** start **

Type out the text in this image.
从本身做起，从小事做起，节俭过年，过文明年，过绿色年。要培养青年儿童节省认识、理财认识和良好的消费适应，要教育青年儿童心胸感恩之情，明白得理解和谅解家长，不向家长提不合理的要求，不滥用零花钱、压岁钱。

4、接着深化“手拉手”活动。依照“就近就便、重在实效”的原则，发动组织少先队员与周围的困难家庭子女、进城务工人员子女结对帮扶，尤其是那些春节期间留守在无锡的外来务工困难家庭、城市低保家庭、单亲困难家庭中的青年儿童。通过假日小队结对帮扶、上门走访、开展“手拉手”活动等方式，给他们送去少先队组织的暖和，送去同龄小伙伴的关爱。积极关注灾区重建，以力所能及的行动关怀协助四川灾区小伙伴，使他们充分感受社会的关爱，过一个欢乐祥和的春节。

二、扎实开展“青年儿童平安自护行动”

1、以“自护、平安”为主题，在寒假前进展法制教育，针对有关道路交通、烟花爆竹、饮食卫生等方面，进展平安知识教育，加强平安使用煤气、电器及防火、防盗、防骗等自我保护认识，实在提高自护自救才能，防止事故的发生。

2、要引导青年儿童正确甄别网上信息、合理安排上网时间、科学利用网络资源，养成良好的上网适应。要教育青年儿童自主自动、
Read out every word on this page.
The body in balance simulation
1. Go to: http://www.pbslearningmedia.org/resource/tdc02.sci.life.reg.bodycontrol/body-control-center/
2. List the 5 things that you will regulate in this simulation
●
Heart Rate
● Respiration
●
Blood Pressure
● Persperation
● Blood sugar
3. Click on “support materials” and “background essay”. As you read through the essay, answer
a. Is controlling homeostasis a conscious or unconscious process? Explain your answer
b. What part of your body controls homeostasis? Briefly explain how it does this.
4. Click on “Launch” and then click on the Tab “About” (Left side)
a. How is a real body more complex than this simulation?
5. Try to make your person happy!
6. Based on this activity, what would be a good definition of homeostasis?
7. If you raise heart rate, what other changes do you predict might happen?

** end **

### What you are asked to do
All of the material above needs to be copied exactly.

### The response
Type out the text in this image.
从本身做起，从小事做起，节俭过年，过文明年，过绿色年。要培养青年儿童节省认识、理财认识和良好的消费适应，要教育青年儿童心胸感恩之情，明白得理解和谅解家长，不向家长提不合理的要求，不滥用零花钱、压岁钱。

4、接着深化“手拉手”活动。依照“就近就便、重在实效”的原则，发动组织少先队员与周围的困难家庭子女、进城务工人员子女结对帮扶，尤其是那些春节期间留守在无锡的外来务工困难家庭、城市低保家庭、单亲困难家庭中的青年儿童。通过假日小队结对帮扶、上门走访、开展“手拉手”活动等方式，给他们送去少先队组织的暖和，送去同龄小伙伴的关爱。积极关注灾区重建，以力所能及的行动关怀协助四川灾区小伙伴，使他们充分感受社会的关爱，过一个欢乐祥和的春节。

二、扎实开展“青年儿童平安自护行动”

1、以“自护、平安”为主题，在寒假前进展法制教育，针对有关道路交通、烟花爆竹、饮食卫生等方面，进展平安知识教育，加强平安使用煤气、电器及防火、防盗、防骗等自我保护认识，实在提高自护自救才能，防止事故的发生。

2、要引导青年儿童正确甄别网上信息、合理安排上网时间、科学利用网络资源，养成良好的上网适应。要教育青年儿童自主自动、
Read out every word on this page.
The body in balance simulation
1. Go to: http://www.pbslearningmedia.org/resource/tdc02.sci.life.reg.bodycontrol/body-control-center/
2. List the 5 things that you will regulate in this simulation
●
Heart Rate
● Respiration
●
Blood Pressure
● Persperation
● Blood sugar
3. Click on “support materials” and “background essay”. As you read through the essay, answer
a. Is controlling homeostasis a conscious or unconscious process? Explain your answer
b. What part of your body controls homeostasis? Briefly explain how it does this.
4. Click on “Launch” and then click on the Tab “About” (Left side)
a. How is a real body more complex than this simulation?
5. Try to make your person happy!
6. Based on this activity, what would be a good definition of homeostasis?
7. If you raise heart rate, what other changes do you predict might happen?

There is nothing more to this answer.